WHAT IS REQUIRED =>
Give only the number of lines where "Ebony" occurs.

[START]

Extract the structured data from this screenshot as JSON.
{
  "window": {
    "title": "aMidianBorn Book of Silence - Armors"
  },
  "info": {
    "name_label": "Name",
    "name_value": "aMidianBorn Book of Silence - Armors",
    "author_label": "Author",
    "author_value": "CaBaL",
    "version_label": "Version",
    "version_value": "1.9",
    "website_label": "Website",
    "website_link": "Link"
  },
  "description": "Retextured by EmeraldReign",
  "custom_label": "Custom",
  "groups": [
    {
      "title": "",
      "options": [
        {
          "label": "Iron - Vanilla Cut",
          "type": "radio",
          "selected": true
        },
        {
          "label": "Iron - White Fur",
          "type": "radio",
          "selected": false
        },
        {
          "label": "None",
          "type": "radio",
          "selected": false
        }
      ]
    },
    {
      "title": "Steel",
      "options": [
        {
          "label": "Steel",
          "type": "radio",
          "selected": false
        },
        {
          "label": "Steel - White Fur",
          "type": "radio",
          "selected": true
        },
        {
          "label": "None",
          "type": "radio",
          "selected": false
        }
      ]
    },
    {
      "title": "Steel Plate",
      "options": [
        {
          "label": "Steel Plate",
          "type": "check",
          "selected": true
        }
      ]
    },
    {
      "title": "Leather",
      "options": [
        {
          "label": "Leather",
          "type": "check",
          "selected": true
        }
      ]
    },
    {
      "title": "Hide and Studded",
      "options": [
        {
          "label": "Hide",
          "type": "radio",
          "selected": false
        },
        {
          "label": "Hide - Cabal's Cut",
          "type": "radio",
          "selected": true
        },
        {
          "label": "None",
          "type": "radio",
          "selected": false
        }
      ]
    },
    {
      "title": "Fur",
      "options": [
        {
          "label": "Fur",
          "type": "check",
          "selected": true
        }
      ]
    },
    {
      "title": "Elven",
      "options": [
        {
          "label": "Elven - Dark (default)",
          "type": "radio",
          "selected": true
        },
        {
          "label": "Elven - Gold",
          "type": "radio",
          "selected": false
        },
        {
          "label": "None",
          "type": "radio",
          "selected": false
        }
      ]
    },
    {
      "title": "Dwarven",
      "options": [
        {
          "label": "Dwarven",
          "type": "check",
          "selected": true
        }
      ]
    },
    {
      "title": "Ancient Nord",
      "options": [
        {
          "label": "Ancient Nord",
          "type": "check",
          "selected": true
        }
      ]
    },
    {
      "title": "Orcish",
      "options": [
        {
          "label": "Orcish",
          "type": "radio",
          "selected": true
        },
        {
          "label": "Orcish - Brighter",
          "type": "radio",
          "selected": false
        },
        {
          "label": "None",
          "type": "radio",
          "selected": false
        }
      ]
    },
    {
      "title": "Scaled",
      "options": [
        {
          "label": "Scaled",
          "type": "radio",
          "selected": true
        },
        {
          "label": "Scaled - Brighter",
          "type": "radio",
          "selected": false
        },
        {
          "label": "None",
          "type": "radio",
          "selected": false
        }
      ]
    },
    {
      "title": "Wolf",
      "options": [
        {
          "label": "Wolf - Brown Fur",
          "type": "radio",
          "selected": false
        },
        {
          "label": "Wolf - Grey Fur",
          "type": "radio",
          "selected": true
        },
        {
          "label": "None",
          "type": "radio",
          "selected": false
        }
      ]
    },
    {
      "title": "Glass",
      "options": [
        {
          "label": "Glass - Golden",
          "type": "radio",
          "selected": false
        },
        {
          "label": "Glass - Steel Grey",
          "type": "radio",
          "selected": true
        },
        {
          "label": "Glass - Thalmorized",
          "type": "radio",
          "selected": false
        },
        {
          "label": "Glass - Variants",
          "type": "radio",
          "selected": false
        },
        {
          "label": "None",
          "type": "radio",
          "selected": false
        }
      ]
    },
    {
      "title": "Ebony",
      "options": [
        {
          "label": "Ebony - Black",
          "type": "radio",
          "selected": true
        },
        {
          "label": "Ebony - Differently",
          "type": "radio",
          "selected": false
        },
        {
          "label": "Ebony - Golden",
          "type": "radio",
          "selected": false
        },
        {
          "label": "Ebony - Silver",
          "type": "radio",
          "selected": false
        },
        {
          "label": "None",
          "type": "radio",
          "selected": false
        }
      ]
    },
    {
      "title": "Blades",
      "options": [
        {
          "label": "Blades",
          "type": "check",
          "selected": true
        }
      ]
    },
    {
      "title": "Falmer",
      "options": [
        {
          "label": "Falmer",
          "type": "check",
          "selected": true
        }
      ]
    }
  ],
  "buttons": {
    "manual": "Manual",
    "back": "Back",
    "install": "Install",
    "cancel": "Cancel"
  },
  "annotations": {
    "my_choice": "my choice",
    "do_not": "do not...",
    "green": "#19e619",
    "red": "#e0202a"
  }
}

[END]

SOLUTION FOR THIS EXERCISE =>
5